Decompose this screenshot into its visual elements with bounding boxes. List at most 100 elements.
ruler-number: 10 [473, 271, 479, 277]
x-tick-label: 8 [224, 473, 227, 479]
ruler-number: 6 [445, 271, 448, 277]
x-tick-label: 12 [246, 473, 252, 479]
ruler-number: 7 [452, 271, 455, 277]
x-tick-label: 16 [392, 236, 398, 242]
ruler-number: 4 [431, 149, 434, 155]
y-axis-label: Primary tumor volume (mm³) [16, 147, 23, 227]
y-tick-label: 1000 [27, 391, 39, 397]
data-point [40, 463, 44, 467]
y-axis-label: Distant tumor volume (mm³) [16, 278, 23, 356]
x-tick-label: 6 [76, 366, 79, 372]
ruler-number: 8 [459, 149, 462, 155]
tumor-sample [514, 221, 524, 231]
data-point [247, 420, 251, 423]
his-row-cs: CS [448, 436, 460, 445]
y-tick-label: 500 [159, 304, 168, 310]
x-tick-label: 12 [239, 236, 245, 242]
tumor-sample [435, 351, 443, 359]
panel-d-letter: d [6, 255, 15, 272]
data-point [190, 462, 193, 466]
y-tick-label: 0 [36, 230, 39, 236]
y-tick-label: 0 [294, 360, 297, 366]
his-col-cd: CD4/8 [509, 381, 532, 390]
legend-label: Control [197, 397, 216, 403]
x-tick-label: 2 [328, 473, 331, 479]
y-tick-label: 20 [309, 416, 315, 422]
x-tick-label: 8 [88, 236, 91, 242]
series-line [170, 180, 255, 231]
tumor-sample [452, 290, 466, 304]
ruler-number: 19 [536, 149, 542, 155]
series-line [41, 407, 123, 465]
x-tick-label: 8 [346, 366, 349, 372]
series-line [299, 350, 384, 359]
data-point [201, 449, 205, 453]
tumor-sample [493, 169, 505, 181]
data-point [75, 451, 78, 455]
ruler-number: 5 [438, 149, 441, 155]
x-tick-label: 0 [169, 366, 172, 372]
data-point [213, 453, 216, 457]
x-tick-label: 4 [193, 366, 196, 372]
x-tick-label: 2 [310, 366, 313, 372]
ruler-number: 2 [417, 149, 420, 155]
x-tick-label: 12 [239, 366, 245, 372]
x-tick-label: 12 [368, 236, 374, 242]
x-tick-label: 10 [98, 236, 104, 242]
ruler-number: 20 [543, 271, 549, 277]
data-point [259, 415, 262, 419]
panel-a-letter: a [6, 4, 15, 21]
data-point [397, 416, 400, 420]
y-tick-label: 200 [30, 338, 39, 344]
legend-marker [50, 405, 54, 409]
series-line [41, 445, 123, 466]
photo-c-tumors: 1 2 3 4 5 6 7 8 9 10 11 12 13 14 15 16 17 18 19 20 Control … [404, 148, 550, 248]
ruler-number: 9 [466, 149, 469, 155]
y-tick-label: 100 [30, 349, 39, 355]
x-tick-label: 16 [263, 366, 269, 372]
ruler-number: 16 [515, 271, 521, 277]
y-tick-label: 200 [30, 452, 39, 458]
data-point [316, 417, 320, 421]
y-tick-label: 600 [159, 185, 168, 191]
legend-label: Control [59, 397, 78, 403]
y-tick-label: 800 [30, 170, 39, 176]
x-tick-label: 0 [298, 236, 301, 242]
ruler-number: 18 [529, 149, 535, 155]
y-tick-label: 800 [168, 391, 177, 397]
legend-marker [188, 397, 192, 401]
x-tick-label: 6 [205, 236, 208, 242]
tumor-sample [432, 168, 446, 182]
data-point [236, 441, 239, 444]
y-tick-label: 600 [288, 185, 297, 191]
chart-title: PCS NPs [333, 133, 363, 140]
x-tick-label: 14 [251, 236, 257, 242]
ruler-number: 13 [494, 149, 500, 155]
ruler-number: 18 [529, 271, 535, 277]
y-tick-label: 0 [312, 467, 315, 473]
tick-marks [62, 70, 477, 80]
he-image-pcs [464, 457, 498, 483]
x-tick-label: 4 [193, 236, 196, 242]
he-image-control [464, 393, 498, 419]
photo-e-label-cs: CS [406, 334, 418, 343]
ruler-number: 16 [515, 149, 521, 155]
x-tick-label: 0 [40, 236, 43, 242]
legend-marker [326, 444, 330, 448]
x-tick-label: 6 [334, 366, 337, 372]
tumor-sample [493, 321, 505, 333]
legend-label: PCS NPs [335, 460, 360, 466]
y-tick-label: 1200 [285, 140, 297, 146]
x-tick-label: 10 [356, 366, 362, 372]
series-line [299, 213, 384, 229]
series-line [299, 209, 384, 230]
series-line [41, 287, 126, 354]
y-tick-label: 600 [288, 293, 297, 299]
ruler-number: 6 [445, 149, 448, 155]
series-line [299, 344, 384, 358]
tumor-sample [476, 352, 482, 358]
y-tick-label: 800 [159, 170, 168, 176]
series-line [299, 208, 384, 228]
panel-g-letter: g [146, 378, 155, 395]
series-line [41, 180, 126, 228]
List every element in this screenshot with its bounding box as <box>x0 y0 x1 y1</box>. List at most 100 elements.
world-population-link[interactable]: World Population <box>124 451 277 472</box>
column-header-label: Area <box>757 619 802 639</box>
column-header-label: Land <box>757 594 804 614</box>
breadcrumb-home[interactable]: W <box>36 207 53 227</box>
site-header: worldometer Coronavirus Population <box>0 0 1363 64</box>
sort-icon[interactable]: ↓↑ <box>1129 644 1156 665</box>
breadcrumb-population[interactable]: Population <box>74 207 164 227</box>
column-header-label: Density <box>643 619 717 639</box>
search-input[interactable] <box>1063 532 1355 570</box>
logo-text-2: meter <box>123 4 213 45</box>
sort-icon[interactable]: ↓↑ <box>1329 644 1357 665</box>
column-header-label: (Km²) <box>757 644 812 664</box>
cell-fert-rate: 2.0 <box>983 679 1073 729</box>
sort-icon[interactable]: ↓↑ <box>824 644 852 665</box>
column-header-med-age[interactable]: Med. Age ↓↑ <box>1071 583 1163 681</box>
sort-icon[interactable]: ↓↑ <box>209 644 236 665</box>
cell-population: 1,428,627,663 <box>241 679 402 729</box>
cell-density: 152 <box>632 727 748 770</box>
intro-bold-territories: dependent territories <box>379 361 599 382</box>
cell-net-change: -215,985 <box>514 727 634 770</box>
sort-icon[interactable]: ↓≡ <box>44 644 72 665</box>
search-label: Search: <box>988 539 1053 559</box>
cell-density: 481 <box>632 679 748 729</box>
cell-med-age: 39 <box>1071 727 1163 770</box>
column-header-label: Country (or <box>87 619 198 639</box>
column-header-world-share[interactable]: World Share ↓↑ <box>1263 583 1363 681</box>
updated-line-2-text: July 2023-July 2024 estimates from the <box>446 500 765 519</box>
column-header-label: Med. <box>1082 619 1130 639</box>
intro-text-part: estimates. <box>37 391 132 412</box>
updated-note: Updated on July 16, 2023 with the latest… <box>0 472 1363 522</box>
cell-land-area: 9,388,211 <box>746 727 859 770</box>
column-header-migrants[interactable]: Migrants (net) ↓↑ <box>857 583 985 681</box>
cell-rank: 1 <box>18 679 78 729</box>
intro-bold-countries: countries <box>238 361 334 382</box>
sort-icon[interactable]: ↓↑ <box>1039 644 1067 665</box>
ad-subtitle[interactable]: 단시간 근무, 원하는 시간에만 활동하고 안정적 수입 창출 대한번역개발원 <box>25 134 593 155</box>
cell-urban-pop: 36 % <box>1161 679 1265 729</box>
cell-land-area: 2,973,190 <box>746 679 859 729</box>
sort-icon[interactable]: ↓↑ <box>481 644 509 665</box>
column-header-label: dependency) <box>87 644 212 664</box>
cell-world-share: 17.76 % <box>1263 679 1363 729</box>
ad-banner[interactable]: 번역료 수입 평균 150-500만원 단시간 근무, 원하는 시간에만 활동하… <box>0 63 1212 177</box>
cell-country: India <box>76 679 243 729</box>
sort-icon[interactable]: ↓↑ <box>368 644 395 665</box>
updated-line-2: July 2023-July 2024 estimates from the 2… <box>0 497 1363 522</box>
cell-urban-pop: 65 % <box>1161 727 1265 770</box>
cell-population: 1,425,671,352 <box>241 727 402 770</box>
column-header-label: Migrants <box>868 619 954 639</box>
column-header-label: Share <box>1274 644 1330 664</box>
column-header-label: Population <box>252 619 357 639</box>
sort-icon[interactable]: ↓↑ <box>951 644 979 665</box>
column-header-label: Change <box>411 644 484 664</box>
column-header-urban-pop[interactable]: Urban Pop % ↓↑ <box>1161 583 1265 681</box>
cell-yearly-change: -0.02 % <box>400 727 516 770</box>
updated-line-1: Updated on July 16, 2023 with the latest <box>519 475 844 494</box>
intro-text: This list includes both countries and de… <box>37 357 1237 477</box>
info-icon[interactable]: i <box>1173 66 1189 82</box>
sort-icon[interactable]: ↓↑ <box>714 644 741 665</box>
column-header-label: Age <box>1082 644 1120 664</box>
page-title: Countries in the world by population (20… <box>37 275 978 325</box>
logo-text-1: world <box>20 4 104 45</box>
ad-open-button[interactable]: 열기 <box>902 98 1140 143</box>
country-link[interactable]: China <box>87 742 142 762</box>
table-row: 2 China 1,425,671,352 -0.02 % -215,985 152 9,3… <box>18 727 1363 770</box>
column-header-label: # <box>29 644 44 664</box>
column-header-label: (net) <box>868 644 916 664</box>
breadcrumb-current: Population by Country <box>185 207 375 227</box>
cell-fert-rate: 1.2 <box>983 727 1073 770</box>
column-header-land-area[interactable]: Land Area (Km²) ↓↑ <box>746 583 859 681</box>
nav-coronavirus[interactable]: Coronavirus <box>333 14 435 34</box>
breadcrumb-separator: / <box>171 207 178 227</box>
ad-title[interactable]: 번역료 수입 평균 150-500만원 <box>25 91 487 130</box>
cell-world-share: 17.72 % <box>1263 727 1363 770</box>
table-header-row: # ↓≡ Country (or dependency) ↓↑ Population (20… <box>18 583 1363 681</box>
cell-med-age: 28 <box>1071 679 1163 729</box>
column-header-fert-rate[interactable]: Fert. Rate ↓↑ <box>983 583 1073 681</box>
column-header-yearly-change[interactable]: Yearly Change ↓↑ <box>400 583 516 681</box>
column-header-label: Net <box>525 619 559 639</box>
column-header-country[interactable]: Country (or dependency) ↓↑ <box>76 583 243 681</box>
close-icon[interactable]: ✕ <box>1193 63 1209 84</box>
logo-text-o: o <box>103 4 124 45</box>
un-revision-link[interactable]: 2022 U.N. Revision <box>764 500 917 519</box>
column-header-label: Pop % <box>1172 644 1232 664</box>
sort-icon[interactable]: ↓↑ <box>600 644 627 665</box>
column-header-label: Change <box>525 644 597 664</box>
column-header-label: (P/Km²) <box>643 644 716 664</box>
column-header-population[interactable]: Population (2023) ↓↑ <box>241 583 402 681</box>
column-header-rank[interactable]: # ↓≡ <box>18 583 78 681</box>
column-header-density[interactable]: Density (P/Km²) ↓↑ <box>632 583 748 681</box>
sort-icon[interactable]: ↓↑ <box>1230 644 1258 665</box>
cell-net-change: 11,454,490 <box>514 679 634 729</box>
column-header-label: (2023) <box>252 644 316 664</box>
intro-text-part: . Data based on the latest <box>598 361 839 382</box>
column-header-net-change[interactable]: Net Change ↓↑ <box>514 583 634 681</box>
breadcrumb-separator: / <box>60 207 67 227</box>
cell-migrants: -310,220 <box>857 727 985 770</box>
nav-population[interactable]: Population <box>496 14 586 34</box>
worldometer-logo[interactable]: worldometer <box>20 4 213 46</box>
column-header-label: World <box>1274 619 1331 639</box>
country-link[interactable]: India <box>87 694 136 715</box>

### Work task
Scan the material above for the string "letter". Return each line where it occurs.

### Expected answer
panel-d-letter: d [6, 255, 15, 272]
panel-a-letter: a [6, 4, 15, 21]
panel-g-letter: g [146, 378, 155, 395]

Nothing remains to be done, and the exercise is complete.